# WHAT YOU SHOULD DO
Pull out from the material below all lines with "hoàn".

***** INFORMATION SUPPLIED

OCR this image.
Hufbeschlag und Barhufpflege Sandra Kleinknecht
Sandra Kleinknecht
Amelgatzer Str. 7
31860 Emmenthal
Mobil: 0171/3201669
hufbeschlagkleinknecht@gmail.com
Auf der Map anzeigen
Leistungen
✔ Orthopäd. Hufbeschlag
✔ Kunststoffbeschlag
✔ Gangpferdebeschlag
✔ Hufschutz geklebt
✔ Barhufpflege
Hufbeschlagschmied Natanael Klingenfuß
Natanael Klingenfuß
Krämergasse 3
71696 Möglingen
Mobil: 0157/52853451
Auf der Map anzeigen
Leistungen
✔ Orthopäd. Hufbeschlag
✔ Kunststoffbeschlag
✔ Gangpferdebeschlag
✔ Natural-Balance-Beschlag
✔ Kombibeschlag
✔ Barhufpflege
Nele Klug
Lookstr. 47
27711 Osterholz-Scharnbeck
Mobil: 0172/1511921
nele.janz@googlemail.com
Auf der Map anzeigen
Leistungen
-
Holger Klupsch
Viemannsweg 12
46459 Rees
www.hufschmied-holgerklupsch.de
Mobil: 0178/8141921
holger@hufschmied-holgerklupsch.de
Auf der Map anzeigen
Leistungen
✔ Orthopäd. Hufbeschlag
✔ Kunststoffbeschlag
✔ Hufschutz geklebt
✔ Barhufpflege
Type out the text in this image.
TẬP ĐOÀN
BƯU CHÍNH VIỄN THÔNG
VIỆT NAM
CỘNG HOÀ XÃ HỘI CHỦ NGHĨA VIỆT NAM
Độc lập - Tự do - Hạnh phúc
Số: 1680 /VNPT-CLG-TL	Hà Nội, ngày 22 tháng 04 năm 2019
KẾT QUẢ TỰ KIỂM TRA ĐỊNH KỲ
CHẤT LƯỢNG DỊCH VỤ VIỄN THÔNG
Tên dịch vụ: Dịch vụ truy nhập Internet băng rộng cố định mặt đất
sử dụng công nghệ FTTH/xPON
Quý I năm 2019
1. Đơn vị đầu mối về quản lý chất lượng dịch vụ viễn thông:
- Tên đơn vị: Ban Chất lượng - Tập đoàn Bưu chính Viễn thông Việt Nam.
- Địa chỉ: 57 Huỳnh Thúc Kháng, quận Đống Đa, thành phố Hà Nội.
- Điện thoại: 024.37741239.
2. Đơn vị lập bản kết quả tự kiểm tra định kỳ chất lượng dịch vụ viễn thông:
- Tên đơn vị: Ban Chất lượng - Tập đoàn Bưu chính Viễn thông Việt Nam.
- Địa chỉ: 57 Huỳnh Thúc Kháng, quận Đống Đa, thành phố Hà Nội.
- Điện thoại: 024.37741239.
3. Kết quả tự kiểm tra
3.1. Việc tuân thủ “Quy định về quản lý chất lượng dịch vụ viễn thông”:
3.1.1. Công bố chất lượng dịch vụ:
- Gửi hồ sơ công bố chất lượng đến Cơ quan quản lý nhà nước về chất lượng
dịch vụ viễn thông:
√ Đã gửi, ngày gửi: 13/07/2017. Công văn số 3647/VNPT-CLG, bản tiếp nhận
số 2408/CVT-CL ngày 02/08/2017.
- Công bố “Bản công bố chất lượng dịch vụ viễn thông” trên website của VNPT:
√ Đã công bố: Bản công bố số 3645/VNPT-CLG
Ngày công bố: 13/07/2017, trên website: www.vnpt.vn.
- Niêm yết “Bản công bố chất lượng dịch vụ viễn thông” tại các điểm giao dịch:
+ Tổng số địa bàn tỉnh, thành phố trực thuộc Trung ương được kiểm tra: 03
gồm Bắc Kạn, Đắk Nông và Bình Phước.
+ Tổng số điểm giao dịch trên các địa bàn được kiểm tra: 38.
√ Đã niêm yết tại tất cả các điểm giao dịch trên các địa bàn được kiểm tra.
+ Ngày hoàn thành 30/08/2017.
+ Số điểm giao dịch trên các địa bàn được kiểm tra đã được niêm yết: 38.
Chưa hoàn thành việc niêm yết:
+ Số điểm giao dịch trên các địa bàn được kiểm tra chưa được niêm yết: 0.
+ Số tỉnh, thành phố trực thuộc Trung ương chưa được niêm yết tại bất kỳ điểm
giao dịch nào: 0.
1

**********

# WRITTEN SOLUTION
+ Ngày hoàn thành 30/08/2017.
Chưa hoàn thành việc niêm yết:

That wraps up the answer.